* _Source data_

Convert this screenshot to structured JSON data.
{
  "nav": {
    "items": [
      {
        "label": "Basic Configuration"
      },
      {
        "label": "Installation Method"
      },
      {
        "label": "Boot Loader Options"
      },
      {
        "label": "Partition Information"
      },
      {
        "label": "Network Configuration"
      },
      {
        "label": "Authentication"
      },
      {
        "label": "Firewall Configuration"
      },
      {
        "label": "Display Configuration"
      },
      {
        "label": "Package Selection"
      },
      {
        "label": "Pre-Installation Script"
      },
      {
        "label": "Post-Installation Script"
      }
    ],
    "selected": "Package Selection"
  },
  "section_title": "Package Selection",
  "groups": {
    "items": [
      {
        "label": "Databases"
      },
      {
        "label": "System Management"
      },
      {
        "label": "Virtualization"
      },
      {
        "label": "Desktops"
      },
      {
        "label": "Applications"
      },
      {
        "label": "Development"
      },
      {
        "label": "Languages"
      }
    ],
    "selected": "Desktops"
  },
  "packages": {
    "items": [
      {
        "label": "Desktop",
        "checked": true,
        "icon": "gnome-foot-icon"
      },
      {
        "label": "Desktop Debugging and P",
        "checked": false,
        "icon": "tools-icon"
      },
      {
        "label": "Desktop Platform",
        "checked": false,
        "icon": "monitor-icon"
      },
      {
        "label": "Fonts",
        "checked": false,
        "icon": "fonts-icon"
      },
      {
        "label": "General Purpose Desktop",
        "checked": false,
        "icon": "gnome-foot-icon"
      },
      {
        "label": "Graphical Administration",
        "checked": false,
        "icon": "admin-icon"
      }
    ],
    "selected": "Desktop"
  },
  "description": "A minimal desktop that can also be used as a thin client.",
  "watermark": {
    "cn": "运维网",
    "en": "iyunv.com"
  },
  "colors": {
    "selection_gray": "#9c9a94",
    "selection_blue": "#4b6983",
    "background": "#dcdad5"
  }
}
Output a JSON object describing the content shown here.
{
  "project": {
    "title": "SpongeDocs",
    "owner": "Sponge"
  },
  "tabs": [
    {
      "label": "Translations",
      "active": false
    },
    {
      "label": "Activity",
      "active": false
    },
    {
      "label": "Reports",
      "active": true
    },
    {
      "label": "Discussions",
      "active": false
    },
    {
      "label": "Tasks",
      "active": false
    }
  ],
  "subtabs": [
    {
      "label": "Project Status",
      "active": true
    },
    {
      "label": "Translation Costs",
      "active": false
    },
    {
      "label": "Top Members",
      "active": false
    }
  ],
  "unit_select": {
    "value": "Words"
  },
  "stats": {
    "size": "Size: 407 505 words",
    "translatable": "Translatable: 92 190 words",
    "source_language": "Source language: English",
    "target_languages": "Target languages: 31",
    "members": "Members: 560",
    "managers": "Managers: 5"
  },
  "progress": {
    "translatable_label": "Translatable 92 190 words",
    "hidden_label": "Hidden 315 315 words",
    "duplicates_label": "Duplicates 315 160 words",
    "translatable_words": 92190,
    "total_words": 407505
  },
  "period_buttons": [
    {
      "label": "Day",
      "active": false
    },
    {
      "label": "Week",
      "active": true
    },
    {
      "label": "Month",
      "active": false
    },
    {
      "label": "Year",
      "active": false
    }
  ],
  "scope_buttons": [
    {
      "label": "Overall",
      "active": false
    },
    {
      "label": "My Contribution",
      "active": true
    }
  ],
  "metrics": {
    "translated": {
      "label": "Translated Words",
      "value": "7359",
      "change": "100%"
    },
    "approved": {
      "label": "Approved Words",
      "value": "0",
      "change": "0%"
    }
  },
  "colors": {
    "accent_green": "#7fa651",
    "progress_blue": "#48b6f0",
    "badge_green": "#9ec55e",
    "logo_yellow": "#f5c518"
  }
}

* _Stated exercise_
Select every line of the material above holding the word "JSON" and copy it.

* _Correct result_
Convert this screenshot to structured JSON data.
Output a JSON object describing the content shown here.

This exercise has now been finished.